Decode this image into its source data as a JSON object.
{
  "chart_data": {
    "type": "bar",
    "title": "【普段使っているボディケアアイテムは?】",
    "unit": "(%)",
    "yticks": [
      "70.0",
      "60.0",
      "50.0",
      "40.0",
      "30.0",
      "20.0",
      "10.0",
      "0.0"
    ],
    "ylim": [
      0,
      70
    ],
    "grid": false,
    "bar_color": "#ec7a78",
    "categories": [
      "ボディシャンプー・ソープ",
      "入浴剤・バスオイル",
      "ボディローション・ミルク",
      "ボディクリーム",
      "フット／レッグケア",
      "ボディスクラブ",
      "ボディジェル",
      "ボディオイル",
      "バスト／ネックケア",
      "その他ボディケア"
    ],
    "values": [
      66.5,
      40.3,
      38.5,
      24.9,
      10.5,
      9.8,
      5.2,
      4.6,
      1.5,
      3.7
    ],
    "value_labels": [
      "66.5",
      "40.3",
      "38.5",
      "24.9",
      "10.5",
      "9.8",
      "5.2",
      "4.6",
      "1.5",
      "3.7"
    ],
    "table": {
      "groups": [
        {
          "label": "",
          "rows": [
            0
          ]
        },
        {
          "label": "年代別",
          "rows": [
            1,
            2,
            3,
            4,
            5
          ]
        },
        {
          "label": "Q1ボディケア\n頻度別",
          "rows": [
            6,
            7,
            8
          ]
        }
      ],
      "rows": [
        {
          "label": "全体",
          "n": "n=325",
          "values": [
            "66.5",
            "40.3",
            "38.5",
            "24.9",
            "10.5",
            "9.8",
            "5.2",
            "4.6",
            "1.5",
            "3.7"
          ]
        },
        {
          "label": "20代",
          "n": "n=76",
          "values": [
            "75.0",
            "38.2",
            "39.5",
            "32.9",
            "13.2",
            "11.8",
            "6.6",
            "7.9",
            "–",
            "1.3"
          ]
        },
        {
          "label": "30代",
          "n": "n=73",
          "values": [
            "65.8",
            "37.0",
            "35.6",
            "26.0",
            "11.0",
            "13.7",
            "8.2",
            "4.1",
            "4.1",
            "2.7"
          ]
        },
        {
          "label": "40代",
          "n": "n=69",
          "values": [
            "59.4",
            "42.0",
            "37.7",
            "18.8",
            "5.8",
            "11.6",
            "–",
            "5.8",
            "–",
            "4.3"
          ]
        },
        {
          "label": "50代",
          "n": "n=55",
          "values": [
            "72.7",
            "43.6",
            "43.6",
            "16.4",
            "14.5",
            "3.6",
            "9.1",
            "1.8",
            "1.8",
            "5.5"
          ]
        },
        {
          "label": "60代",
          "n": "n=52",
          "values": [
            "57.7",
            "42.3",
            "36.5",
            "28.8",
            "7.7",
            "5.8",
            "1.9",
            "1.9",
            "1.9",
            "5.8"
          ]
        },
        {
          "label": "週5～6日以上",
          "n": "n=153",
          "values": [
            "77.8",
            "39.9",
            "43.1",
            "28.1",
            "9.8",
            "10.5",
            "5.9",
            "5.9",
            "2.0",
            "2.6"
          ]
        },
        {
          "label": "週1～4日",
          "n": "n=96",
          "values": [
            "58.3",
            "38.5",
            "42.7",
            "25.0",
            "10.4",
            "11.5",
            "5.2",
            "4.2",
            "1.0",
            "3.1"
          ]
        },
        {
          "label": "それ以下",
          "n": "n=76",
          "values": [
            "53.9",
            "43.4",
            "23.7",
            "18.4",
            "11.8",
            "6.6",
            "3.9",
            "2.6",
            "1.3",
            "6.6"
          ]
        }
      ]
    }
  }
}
*-*-*
Your instructions —
Write out all of the records once more, exactly.

Result of this task —
Decode this image into its source data as a JSON object.
{
  "chart_data": {
    "type": "bar",
    "title": "【普段使っているボディケアアイテムは?】",
    "unit": "(%)",
    "yticks": [
      "70.0",
      "60.0",
      "50.0",
      "40.0",
      "30.0",
      "20.0",
      "10.0",
      "0.0"
    ],
    "ylim": [
      0,
      70
    ],
    "grid": false,
    "bar_color": "#ec7a78",
    "categories": [
      "ボディシャンプー・ソープ",
      "入浴剤・バスオイル",
      "ボディローション・ミルク",
      "ボディクリーム",
      "フット／レッグケア",
      "ボディスクラブ",
      "ボディジェル",
      "ボディオイル",
      "バスト／ネックケア",
      "その他ボディケア"
    ],
    "values": [
      66.5,
      40.3,
      38.5,
      24.9,
      10.5,
      9.8,
      5.2,
      4.6,
      1.5,
      3.7
    ],
    "value_labels": [
      "66.5",
      "40.3",
      "38.5",
      "24.9",
      "10.5",
      "9.8",
      "5.2",
      "4.6",
      "1.5",
      "3.7"
    ],
    "table": {
      "groups": [
        {
          "label": "",
          "rows": [
            0
          ]
        },
        {
          "label": "年代別",
          "rows": [
            1,
            2,
            3,
            4,
            5
          ]
        },
        {
          "label": "Q1ボディケア\n頻度別",
          "rows": [
            6,
            7,
            8
          ]
        }
      ],
      "rows": [
        {
          "label": "全体",
          "n": "n=325",
          "values": [
            "66.5",
            "40.3",
            "38.5",
            "24.9",
            "10.5",
            "9.8",
            "5.2",
            "4.6",
            "1.5",
            "3.7"
          ]
        },
        {
          "label": "20代",
          "n": "n=76",
          "values": [
            "75.0",
            "38.2",
            "39.5",
            "32.9",
            "13.2",
            "11.8",
            "6.6",
            "7.9",
            "–",
            "1.3"
          ]
        },
        {
          "label": "30代",
          "n": "n=73",
          "values": [
            "65.8",
            "37.0",
            "35.6",
            "26.0",
            "11.0",
            "13.7",
            "8.2",
            "4.1",
            "4.1",
            "2.7"
          ]
        },
        {
          "label": "40代",
          "n": "n=69",
          "values": [
            "59.4",
            "42.0",
            "37.7",
            "18.8",
            "5.8",
            "11.6",
            "–",
            "5.8",
            "–",
            "4.3"
          ]
        },
        {
          "label": "50代",
          "n": "n=55",
          "values": [
            "72.7",
            "43.6",
            "43.6",
            "16.4",
            "14.5",
            "3.6",
            "9.1",
            "1.8",
            "1.8",
            "5.5"
          ]
        },
        {
          "label": "60代",
          "n": "n=52",
          "values": [
            "57.7",
            "42.3",
            "36.5",
            "28.8",
            "7.7",
            "5.8",
            "1.9",
            "1.9",
            "1.9",
            "5.8"
          ]
        },
        {
          "label": "週5～6日以上",
          "n": "n=153",
          "values": [
            "77.8",
            "39.9",
            "43.1",
            "28.1",
            "9.8",
            "10.5",
            "5.9",
            "5.9",
            "2.0",
            "2.6"
          ]
        },
        {
          "label": "週1～4日",
          "n": "n=96",
          "values": [
            "58.3",
            "38.5",
            "42.7",
            "25.0",
            "10.4",
            "11.5",
            "5.2",
            "4.2",
            "1.0",
            "3.1"
          ]
        },
        {
          "label": "それ以下",
          "n": "n=76",
          "values": [
            "53.9",
            "43.4",
            "23.7",
            "18.4",
            "11.8",
            "6.6",
            "3.9",
            "2.6",
            "1.3",
            "6.6"
          ]
        }
      ]
    }
  }
}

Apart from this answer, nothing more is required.